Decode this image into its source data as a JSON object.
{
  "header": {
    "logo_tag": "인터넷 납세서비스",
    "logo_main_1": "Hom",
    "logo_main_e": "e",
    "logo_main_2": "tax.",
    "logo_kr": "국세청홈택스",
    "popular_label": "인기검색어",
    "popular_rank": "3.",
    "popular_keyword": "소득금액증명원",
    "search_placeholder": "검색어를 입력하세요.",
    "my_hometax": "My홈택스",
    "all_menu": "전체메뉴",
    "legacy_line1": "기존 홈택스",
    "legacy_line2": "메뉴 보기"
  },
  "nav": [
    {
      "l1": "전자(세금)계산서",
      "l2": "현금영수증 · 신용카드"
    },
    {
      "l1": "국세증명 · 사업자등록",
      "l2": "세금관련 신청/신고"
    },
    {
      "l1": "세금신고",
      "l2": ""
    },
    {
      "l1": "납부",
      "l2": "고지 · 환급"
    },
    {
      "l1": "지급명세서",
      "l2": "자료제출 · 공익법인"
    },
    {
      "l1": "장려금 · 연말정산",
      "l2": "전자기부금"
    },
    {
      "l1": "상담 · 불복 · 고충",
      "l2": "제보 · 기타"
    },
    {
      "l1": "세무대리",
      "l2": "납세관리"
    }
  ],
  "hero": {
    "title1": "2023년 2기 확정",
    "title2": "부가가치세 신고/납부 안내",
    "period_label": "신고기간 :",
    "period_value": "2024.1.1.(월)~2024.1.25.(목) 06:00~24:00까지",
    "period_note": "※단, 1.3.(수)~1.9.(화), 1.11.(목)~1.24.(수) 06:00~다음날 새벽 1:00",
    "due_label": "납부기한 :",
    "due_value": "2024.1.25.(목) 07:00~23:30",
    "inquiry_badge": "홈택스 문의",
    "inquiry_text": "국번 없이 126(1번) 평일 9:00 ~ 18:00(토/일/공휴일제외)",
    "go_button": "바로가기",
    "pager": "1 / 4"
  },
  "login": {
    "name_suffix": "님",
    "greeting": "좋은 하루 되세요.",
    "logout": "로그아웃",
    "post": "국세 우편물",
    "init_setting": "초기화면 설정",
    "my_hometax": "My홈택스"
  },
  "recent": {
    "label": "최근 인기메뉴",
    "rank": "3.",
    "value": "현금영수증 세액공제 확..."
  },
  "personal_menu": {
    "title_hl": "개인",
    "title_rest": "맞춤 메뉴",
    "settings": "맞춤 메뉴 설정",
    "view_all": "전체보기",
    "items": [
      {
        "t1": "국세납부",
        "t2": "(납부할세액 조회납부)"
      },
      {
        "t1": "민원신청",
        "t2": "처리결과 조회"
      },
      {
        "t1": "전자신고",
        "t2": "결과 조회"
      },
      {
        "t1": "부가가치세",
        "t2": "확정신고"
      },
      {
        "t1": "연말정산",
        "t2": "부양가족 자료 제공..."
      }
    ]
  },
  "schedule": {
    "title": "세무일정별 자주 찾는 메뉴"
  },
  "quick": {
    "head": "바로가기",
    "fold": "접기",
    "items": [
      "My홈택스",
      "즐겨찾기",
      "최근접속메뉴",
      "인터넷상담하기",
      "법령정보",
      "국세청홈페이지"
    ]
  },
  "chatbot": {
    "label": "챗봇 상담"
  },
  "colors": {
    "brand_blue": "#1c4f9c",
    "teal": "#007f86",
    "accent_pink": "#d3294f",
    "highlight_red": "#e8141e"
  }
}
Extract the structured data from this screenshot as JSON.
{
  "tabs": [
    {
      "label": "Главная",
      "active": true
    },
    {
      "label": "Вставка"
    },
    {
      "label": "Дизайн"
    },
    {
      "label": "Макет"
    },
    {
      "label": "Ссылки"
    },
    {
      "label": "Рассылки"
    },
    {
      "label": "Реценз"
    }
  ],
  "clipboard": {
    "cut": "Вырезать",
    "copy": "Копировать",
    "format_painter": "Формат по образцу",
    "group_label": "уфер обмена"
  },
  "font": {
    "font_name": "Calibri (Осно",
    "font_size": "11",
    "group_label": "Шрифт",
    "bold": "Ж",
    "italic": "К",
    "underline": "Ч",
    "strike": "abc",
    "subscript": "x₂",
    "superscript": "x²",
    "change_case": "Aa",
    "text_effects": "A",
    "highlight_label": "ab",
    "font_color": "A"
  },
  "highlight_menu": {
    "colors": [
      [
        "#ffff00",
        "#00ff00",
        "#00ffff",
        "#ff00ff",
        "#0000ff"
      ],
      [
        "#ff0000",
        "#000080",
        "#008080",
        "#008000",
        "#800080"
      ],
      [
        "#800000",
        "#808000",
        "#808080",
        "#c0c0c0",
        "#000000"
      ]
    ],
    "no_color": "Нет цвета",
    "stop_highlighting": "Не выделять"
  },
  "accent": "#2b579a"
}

EXERCISE REQUIREMENTS: From the listing, copy each line containing the word "data".

SOLUTION BELOW:
Decode this image into its source data as a JSON object.
Extract the structured data from this screenshot as JSON.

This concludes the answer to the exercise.